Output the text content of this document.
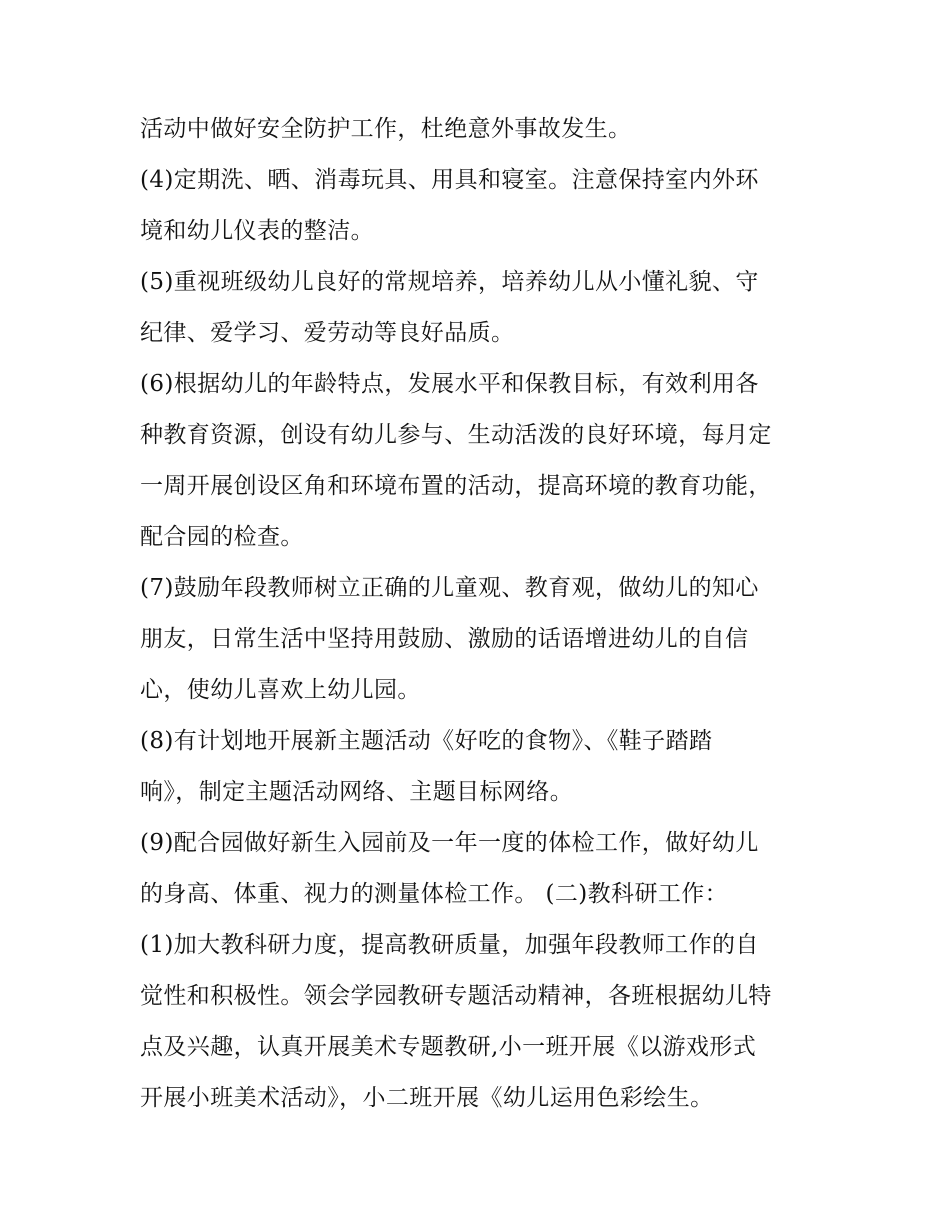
活动中做好安全防护工作，杜绝意外事故发生。
(4)定期洗、晒、消毒玩具、用具和寝室。注意保持室内外环
境和幼儿仪表的整洁。
(5)重视班级幼儿良好的常规培养，培养幼儿从小懂礼貌、守
纪律、爱学习、爱劳动等良好品质。
(6)根据幼儿的年龄特点，发展水平和保教目标，有效利用各
种教育资源，创设有幼儿参与、生动活泼的良好环境，每月定
一周开展创设区角和环境布置的活动，提高环境的教育功能，
配合园的检查。
(7)鼓励年段教师树立正确的儿童观、教育观，做幼儿的知心
朋友，日常生活中坚持用鼓励、激励的话语增进幼儿的自信
心，使幼儿喜欢上幼儿园。
(8)有计划地开展新主题活动《好吃的食物》、《鞋子踏踏
响》，制定主题活动网络、主题目标网络。
(9)配合园做好新生入园前及一年一度的体检工作，做好幼儿
的身高、体重、视力的测量体检工作。 (二)教科研工作：
(1)加大教科研力度，提高教研质量，加强年段教师工作的自
觉性和积极性。领会学园教研专题活动精神，各班根据幼儿特
点及兴趣，认真开展美术专题教研,小一班开展《以游戏形式
开展小班美术活动》，小二班开展《幼儿运用色彩绘生。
════
> **Challenge**: Reproduce all of the material exactly, apart from the pictures.

> **Exercise response**:
Output the text content of this document.
活动中做好安全防护工作，杜绝意外事故发生。
(4)定期洗、晒、消毒玩具、用具和寝室。注意保持室内外环
境和幼儿仪表的整洁。
(5)重视班级幼儿良好的常规培养，培养幼儿从小懂礼貌、守
纪律、爱学习、爱劳动等良好品质。
(6)根据幼儿的年龄特点，发展水平和保教目标，有效利用各
种教育资源，创设有幼儿参与、生动活泼的良好环境，每月定
一周开展创设区角和环境布置的活动，提高环境的教育功能，
配合园的检查。
(7)鼓励年段教师树立正确的儿童观、教育观，做幼儿的知心
朋友，日常生活中坚持用鼓励、激励的话语增进幼儿的自信
心，使幼儿喜欢上幼儿园。
(8)有计划地开展新主题活动《好吃的食物》、《鞋子踏踏
响》，制定主题活动网络、主题目标网络。
(9)配合园做好新生入园前及一年一度的体检工作，做好幼儿
的身高、体重、视力的测量体检工作。 (二)教科研工作：
(1)加大教科研力度，提高教研质量，加强年段教师工作的自
觉性和积极性。领会学园教研专题活动精神，各班根据幼儿特
点及兴趣，认真开展美术专题教研,小一班开展《以游戏形式
开展小班美术活动》，小二班开展《幼儿运用色彩绘生。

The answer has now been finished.